_SHORT TASK_:
Every line with the word "name" in it should be extracted from the data that follows.

_RECORD LIST_:
-=-=-=-=-
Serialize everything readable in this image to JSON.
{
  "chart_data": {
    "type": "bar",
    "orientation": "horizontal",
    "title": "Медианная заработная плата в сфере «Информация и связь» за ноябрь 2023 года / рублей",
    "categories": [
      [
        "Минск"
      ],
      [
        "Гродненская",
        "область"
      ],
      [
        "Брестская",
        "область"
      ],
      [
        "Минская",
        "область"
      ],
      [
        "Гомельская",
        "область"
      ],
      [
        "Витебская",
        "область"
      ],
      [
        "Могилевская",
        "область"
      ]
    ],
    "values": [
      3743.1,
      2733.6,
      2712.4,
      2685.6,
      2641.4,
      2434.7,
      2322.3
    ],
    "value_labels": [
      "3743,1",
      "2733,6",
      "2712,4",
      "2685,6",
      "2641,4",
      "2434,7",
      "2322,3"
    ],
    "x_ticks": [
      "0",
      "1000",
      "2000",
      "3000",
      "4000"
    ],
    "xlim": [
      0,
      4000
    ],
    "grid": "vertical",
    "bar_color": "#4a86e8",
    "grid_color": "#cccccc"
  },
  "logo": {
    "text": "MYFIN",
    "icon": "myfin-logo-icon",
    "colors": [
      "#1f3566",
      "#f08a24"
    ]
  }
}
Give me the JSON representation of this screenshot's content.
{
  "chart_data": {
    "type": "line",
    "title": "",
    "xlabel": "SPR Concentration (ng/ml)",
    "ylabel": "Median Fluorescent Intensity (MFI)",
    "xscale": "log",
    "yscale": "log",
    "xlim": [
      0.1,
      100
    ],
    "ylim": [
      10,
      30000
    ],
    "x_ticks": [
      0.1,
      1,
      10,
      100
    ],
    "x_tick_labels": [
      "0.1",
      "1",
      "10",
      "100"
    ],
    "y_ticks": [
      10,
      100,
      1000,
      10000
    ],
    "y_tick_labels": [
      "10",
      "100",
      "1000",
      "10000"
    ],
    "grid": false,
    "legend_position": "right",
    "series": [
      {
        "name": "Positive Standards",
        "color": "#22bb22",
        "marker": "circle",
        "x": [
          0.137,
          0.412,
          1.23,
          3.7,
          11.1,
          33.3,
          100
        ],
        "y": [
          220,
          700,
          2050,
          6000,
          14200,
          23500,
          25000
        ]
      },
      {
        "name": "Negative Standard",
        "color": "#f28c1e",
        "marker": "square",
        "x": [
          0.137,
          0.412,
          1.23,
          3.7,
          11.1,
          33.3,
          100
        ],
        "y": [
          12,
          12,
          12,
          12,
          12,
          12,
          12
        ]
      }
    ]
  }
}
-=-=-=-=-
_RESULT OF THE TASK_:
        "name": "Positive Standards",
        "name": "Negative Standard",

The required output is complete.